## What the task requires
Write out every record below exactly as it appears.

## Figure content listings
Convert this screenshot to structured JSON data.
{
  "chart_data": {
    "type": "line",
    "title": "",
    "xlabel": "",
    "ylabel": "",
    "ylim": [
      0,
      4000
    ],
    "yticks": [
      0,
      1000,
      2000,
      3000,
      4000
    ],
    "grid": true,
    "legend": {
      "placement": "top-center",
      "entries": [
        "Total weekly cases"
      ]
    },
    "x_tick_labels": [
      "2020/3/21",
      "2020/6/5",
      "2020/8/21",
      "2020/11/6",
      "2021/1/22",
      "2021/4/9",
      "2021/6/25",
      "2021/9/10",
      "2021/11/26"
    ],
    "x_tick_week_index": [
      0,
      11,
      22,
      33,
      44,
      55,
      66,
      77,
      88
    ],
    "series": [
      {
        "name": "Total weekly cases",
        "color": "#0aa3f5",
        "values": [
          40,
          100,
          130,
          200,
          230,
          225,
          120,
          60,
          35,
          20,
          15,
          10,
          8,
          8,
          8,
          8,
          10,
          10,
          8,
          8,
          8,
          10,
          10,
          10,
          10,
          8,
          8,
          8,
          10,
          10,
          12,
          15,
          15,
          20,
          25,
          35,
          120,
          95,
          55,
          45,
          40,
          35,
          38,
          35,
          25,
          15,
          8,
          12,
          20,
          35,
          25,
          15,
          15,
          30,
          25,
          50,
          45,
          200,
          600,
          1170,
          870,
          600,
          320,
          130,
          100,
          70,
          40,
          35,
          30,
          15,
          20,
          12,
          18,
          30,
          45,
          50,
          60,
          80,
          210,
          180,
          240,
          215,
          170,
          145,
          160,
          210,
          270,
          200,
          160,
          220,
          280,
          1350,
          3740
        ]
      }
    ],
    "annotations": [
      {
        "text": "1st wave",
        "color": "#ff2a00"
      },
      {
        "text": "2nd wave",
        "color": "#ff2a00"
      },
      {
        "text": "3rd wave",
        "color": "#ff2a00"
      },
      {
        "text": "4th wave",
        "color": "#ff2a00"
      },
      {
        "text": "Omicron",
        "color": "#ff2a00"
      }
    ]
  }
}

## Worked answer
Convert this screenshot to structured JSON data.
{
  "chart_data": {
    "type": "line",
    "title": "",
    "xlabel": "",
    "ylabel": "",
    "ylim": [
      0,
      4000
    ],
    "yticks": [
      0,
      1000,
      2000,
      3000,
      4000
    ],
    "grid": true,
    "legend": {
      "placement": "top-center",
      "entries": [
        "Total weekly cases"
      ]
    },
    "x_tick_labels": [
      "2020/3/21",
      "2020/6/5",
      "2020/8/21",
      "2020/11/6",
      "2021/1/22",
      "2021/4/9",
      "2021/6/25",
      "2021/9/10",
      "2021/11/26"
    ],
    "x_tick_week_index": [
      0,
      11,
      22,
      33,
      44,
      55,
      66,
      77,
      88
    ],
    "series": [
      {
        "name": "Total weekly cases",
        "color": "#0aa3f5",
        "values": [
          40,
          100,
          130,
          200,
          230,
          225,
          120,
          60,
          35,
          20,
          15,
          10,
          8,
          8,
          8,
          8,
          10,
          10,
          8,
          8,
          8,
          10,
          10,
          10,
          10,
          8,
          8,
          8,
          10,
          10,
          12,
          15,
          15,
          20,
          25,
          35,
          120,
          95,
          55,
          45,
          40,
          35,
          38,
          35,
          25,
          15,
          8,
          12,
          20,
          35,
          25,
          15,
          15,
          30,
          25,
          50,
          45,
          200,
          600,
          1170,
          870,
          600,
          320,
          130,
          100,
          70,
          40,
          35,
          30,
          15,
          20,
          12,
          18,
          30,
          45,
          50,
          60,
          80,
          210,
          180,
          240,
          215,
          170,
          145,
          160,
          210,
          270,
          200,
          160,
          220,
          280,
          1350,
          3740
        ]
      }
    ],
    "annotations": [
      {
        "text": "1st wave",
        "color": "#ff2a00"
      },
      {
        "text": "2nd wave",
        "color": "#ff2a00"
      },
      {
        "text": "3rd wave",
        "color": "#ff2a00"
      },
      {
        "text": "4th wave",
        "color": "#ff2a00"
      },
      {
        "text": "Omicron",
        "color": "#ff2a00"
      }
    ]
  }
}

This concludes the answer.